Exercise directions: Go through each line of the records below and count those with the word "Power"; give only the total.

----------

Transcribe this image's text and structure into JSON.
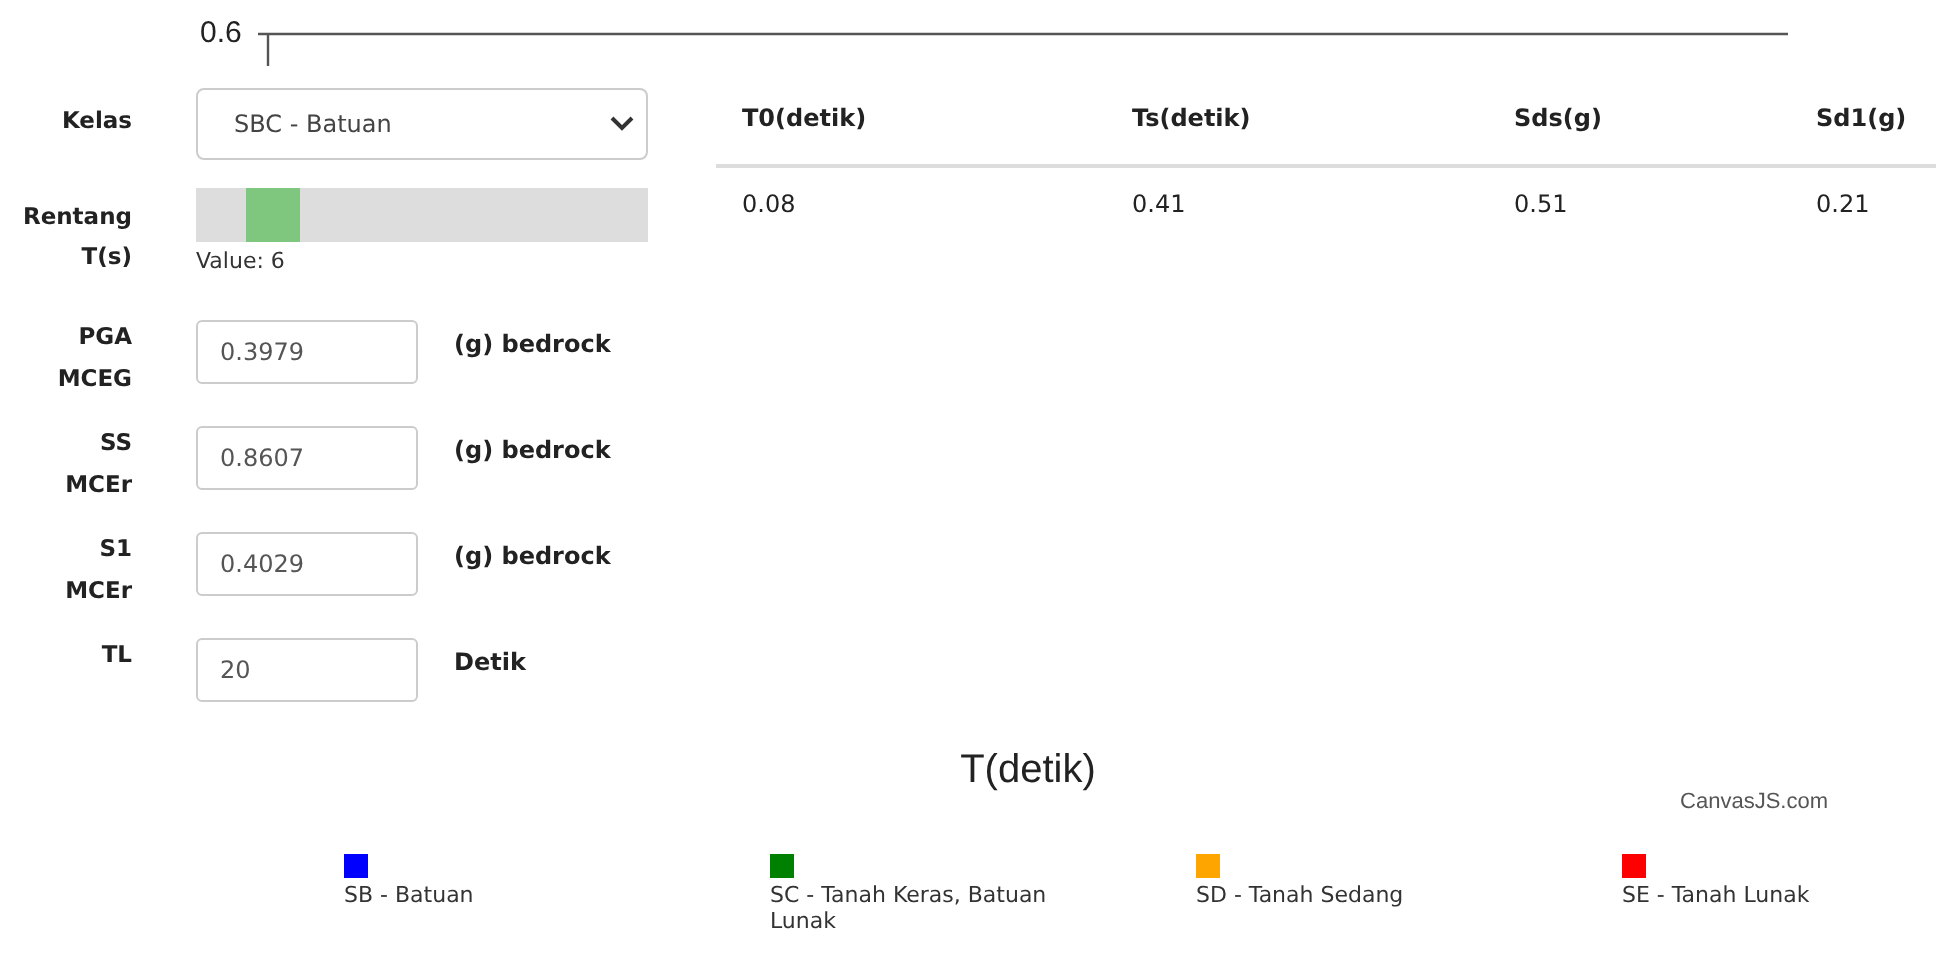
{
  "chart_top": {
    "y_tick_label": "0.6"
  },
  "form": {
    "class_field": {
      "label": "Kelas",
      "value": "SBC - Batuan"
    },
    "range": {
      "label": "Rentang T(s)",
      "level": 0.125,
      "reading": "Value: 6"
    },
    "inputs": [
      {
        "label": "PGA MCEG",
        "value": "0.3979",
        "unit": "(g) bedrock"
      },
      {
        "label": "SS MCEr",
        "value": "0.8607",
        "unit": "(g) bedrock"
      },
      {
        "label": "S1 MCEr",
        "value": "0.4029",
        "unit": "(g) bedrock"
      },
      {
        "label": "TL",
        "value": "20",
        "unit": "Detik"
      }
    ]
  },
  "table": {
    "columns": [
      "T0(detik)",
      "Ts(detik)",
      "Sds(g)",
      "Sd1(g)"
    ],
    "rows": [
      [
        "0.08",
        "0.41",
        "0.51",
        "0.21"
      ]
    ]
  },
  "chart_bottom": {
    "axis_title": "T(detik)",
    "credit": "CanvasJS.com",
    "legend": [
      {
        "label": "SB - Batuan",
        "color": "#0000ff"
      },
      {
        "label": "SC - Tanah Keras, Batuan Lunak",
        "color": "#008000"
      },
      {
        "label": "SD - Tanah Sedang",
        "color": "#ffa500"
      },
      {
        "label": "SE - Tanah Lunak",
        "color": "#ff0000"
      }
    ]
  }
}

----------

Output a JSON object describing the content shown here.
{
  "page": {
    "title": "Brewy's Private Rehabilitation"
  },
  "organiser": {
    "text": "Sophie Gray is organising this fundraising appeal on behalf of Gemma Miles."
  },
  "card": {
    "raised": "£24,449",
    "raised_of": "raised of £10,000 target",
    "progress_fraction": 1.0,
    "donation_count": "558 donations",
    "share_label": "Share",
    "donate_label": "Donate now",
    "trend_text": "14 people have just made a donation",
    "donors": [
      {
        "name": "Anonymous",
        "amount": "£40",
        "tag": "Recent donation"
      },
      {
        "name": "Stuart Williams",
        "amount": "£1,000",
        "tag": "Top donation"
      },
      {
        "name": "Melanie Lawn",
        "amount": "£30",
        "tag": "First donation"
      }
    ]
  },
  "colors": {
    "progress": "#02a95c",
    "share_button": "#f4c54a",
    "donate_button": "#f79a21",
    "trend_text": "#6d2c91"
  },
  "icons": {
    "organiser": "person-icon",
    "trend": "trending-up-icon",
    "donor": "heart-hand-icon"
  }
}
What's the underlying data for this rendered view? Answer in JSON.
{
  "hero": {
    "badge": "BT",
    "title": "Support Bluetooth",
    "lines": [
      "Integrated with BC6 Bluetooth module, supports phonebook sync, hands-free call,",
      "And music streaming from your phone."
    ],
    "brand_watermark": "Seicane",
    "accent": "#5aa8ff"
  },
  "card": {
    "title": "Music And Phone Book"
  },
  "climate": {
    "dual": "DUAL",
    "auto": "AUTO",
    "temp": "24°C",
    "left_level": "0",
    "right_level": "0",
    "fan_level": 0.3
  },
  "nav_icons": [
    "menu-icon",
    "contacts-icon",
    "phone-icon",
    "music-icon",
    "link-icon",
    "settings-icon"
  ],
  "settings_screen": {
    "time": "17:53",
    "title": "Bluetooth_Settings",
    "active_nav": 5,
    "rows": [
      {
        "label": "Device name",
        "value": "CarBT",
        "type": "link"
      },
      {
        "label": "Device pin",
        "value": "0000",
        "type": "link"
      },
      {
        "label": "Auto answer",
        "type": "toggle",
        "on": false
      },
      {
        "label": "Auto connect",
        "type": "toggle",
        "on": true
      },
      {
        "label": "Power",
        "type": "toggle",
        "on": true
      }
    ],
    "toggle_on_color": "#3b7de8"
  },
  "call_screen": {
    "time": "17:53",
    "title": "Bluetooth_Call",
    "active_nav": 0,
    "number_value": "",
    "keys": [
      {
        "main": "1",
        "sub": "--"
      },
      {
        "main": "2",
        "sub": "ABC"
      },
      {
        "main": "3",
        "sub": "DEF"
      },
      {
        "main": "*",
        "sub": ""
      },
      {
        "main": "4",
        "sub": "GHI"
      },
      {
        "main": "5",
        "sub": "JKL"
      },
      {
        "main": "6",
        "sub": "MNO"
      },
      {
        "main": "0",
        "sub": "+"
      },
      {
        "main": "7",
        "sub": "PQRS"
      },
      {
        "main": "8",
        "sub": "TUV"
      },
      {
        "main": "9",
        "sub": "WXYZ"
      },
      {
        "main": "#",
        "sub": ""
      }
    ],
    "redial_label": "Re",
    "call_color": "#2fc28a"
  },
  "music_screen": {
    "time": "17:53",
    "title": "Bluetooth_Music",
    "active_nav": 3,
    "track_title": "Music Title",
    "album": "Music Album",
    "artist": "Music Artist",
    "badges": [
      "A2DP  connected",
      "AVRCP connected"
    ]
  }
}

----------

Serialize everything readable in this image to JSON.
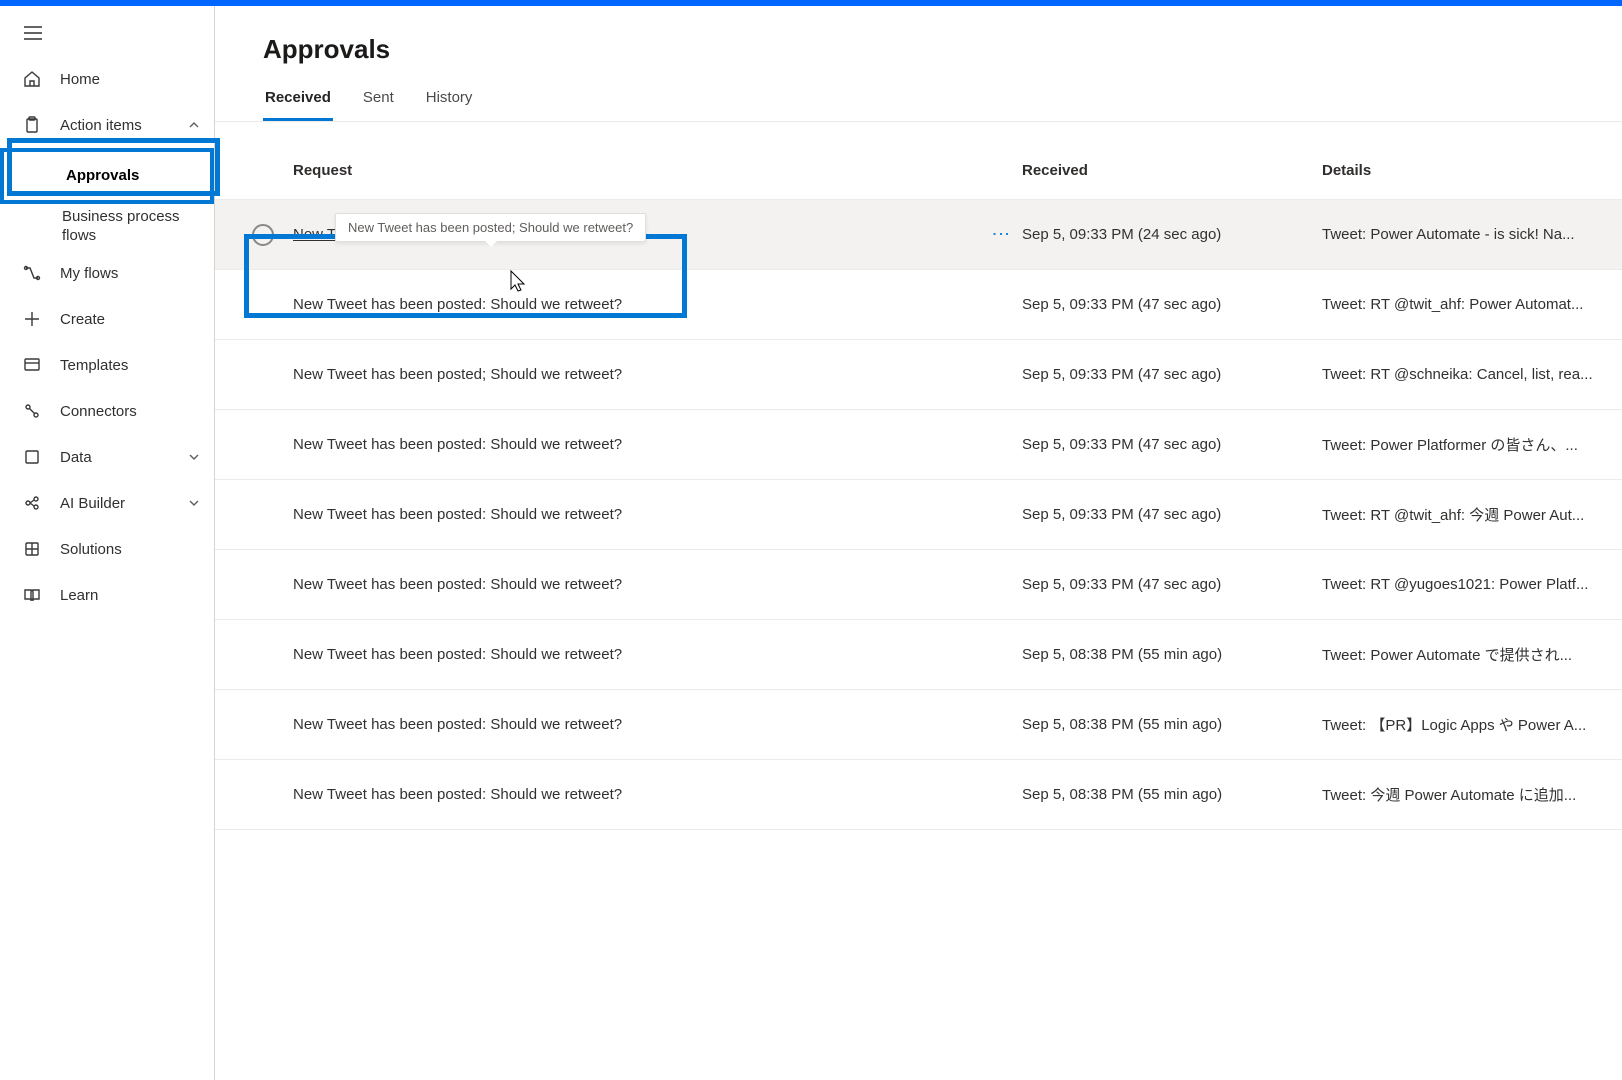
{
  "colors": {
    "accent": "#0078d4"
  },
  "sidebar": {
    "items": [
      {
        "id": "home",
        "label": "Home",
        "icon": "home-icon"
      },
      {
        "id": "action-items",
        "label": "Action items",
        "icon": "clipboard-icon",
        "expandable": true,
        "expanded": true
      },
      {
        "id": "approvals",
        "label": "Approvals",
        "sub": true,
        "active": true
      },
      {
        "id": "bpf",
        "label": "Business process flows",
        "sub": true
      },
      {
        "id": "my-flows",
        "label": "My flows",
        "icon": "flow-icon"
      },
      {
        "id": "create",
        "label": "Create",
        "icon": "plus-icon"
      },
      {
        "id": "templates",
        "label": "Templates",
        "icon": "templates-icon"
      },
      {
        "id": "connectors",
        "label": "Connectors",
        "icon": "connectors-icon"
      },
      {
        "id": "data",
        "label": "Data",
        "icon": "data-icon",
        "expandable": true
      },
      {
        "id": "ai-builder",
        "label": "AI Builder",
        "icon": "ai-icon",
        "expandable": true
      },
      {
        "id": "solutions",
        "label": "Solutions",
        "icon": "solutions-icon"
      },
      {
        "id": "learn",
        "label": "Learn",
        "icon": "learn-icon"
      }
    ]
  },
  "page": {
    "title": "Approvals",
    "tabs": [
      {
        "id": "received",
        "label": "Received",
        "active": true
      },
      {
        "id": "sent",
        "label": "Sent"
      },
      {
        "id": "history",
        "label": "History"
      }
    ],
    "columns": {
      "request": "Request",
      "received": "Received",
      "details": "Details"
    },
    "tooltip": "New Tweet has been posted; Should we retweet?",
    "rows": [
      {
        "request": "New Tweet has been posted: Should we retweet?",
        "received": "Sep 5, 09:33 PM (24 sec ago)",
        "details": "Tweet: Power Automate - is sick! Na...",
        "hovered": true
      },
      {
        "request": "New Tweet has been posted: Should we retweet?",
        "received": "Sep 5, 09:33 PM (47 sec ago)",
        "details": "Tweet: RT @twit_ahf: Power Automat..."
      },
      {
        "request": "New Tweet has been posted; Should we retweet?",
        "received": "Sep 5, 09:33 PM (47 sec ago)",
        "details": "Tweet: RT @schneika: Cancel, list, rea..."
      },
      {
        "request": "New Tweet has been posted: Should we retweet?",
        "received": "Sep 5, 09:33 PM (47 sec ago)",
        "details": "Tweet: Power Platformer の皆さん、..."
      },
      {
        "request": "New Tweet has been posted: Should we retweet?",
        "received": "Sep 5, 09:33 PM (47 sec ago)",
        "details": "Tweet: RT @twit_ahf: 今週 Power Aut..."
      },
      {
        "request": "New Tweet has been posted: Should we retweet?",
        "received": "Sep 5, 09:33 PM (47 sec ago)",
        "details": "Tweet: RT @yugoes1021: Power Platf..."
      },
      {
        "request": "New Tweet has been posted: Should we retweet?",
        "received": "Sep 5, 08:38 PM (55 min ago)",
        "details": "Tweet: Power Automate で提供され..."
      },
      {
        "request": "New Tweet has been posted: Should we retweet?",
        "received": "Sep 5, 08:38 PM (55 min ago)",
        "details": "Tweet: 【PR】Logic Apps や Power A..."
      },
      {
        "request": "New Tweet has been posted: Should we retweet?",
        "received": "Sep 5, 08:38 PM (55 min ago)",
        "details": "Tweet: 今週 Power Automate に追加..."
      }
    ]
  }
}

----------

Worked answer: 9